STUDY TEXT:
Artificial Intelligence News & Discussion

I also feel unmotivated due to AI's ability to come up with diagnoses just as good as doctors.
Solely based on a patient's words, AI can figure the disease out just.
AI may be great for detecting diseases and helping with diagnoses, but it is not always right! AI confabulates and that is where it’s still crucial for you to have that knowledge base. POB posted a great article about this on the Does ChatGPT know how to lie? thread. Sure AI can help you refine your diagnoses and help with differentials, but it is still only a tool and not a replacement. As Gaby so eloquently wrote above, it is no replacement for human connection, empathy and care. That’s your role as a physician.

And speaking of McGilchrist, he wrote an excellent article titled Raging Against the Machine, some of which I quote below (emphases mine):
McGilchrist said:
He tells me that he will say that “the opposite of life is not death, the opposite of life is mechanism … We are embracing the idea that we are machine-like … in the process, we’re losing our sense of wonder, we’re losing our sense of humility, we’re becoming hubristic.” And this, he reminds me, has been “from time immemorial in all the cultures of the world the fable, the myth of how we will destroy ourselves, through hubris, as Lucifer became Satan”. […]

He argues that another potential source of society’s self-destruction is individualism, which he links to secularisation, high levels of unhappiness and the ecological crisis. “Almost everything we’re taught … effectively, it’s about me, me, me … and we now find that we are the most miserable people that have ever lived. Surprise, surprise, we’ve cut ourselves off from the roots of fulfilment, which is oneness with nature, with the divine and with one another.” Solving ecological ills, he says, will follow when people see themselves as caretakers, not exploiters, of the natural world.

Document structure recognition records:
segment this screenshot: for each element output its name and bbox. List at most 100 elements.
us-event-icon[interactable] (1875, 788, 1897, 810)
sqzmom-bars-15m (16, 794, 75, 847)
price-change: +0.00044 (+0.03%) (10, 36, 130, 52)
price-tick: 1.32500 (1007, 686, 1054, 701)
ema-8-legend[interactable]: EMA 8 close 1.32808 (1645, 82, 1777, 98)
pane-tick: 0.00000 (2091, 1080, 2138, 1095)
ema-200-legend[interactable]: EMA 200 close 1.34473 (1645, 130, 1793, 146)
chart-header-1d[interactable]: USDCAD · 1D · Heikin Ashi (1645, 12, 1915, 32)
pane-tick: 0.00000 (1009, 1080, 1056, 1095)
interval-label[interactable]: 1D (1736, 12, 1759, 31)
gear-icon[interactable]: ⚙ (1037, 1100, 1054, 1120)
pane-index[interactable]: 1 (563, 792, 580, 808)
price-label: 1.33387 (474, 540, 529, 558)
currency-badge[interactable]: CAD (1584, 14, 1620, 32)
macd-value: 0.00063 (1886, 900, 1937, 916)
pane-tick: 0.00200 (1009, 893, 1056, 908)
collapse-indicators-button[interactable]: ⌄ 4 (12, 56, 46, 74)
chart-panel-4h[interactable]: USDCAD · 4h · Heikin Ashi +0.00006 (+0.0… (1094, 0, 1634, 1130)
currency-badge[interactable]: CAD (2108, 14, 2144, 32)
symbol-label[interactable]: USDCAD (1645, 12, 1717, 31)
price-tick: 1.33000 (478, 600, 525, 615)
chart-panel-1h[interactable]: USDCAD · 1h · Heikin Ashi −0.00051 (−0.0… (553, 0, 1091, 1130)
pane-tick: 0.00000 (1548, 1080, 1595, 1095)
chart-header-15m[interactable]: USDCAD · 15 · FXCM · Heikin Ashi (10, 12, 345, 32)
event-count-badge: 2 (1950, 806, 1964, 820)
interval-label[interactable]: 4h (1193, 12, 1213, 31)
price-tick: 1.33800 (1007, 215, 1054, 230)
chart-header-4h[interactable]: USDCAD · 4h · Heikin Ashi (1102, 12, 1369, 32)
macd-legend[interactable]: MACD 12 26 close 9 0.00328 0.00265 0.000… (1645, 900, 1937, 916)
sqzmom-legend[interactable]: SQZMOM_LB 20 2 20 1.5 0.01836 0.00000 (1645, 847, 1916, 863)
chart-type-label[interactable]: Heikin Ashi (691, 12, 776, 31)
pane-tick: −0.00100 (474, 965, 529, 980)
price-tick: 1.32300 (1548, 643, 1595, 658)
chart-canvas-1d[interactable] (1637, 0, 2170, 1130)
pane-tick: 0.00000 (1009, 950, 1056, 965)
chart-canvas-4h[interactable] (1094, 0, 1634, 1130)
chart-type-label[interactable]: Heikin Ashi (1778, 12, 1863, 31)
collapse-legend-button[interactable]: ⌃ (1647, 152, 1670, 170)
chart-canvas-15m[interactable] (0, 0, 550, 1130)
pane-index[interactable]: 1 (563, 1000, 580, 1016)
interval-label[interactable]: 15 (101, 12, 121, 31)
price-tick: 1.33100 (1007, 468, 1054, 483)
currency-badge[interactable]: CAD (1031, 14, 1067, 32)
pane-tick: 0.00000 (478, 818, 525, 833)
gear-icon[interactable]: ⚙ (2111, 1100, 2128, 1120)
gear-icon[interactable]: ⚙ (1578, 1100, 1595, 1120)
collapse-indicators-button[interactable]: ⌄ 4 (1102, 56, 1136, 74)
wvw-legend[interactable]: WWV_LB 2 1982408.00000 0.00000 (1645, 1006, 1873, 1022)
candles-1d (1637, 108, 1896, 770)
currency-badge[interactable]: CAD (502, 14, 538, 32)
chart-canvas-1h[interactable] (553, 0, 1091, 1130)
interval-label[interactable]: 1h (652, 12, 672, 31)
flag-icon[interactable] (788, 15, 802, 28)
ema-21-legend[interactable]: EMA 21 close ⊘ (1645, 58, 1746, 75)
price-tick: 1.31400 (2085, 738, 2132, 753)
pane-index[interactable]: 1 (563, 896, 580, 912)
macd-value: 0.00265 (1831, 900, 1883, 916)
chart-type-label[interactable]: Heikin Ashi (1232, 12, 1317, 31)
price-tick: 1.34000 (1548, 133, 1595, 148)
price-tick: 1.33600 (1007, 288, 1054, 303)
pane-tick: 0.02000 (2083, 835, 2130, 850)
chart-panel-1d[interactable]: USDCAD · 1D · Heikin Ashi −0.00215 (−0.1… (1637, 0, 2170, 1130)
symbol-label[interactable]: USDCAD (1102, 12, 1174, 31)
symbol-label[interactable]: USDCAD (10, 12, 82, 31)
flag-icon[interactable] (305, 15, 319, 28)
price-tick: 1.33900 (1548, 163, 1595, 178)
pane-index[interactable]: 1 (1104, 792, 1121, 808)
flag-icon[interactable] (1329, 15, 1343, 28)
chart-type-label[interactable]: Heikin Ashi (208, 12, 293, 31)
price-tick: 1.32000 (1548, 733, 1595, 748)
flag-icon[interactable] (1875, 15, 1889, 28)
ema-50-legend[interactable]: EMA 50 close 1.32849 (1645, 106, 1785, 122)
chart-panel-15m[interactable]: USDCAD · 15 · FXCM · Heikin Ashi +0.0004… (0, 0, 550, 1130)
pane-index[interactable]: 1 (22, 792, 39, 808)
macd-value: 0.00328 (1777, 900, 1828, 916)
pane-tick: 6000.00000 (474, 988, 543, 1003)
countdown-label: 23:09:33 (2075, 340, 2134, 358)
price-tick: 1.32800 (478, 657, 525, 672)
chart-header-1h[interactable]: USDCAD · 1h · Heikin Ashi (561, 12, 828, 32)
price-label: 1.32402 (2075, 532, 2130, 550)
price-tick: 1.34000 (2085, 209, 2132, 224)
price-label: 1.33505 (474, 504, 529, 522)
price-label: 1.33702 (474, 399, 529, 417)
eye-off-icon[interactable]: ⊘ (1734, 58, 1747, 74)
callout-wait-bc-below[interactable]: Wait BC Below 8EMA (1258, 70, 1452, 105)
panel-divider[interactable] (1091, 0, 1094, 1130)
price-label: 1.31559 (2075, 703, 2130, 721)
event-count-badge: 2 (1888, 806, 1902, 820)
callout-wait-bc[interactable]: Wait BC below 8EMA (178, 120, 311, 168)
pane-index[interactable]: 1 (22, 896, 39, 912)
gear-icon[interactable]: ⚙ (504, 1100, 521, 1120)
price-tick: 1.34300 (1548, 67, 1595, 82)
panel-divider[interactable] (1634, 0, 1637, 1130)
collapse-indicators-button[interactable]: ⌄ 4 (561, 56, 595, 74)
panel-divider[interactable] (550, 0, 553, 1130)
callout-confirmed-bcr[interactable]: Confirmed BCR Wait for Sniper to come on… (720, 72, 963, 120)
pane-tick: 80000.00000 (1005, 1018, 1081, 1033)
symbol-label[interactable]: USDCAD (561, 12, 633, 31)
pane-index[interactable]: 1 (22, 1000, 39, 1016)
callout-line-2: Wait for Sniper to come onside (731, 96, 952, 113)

YOUR GOAL:
Can you extract, word for word, the part of the AI discussion post that begins at the words that have "Artificial Intelligence News" and stops after "disease out just."? Nothing in the records is needed here.

RESULT OF THIS TASK:
Artificial Intelligence News & Discussion

I also feel unmotivated due to AI's ability to come up with diagnoses just as good as doctors.
Solely based on a patient's words, AI can figure the disease out just.